» **Directions for this task**:
Would you restate all the data that follows, word for word?

» **Extracted entries**:
★ ★ ★ ★
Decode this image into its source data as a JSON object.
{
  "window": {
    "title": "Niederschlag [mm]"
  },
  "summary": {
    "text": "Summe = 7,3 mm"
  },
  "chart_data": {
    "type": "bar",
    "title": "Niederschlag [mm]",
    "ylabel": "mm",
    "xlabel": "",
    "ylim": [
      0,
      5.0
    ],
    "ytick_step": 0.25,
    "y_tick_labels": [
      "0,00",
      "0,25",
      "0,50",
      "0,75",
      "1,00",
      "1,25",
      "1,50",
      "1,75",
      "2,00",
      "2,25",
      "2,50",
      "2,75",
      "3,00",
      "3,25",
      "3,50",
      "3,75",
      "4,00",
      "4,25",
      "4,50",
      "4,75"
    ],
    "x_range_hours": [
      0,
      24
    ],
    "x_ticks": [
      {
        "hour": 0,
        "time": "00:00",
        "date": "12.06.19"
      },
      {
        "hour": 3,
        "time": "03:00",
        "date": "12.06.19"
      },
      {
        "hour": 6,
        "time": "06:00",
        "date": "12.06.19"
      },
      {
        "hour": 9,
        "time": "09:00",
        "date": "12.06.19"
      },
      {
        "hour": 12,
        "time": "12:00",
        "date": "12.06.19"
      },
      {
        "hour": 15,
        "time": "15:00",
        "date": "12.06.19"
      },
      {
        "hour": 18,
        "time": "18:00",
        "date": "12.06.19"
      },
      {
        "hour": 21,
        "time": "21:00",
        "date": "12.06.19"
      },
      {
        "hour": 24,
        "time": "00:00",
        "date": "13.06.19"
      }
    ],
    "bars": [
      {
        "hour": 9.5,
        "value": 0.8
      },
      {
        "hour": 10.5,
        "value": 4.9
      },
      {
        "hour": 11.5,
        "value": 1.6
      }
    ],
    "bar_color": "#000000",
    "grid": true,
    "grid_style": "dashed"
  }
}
★ ★ ★ ★
» **Written response**:
Decode this image into its source data as a JSON object.
{
  "window": {
    "title": "Niederschlag [mm]"
  },
  "summary": {
    "text": "Summe = 7,3 mm"
  },
  "chart_data": {
    "type": "bar",
    "title": "Niederschlag [mm]",
    "ylabel": "mm",
    "xlabel": "",
    "ylim": [
      0,
      5.0
    ],
    "ytick_step": 0.25,
    "y_tick_labels": [
      "0,00",
      "0,25",
      "0,50",
      "0,75",
      "1,00",
      "1,25",
      "1,50",
      "1,75",
      "2,00",
      "2,25",
      "2,50",
      "2,75",
      "3,00",
      "3,25",
      "3,50",
      "3,75",
      "4,00",
      "4,25",
      "4,50",
      "4,75"
    ],
    "x_range_hours": [
      0,
      24
    ],
    "x_ticks": [
      {
        "hour": 0,
        "time": "00:00",
        "date": "12.06.19"
      },
      {
        "hour": 3,
        "time": "03:00",
        "date": "12.06.19"
      },
      {
        "hour": 6,
        "time": "06:00",
        "date": "12.06.19"
      },
      {
        "hour": 9,
        "time": "09:00",
        "date": "12.06.19"
      },
      {
        "hour": 12,
        "time": "12:00",
        "date": "12.06.19"
      },
      {
        "hour": 15,
        "time": "15:00",
        "date": "12.06.19"
      },
      {
        "hour": 18,
        "time": "18:00",
        "date": "12.06.19"
      },
      {
        "hour": 21,
        "time": "21:00",
        "date": "12.06.19"
      },
      {
        "hour": 24,
        "time": "00:00",
        "date": "13.06.19"
      }
    ],
    "bars": [
      {
        "hour": 9.5,
        "value": 0.8
      },
      {
        "hour": 10.5,
        "value": 4.9
      },
      {
        "hour": 11.5,
        "value": 1.6
      }
    ],
    "bar_color": "#000000",
    "grid": true,
    "grid_style": "dashed"
  }
}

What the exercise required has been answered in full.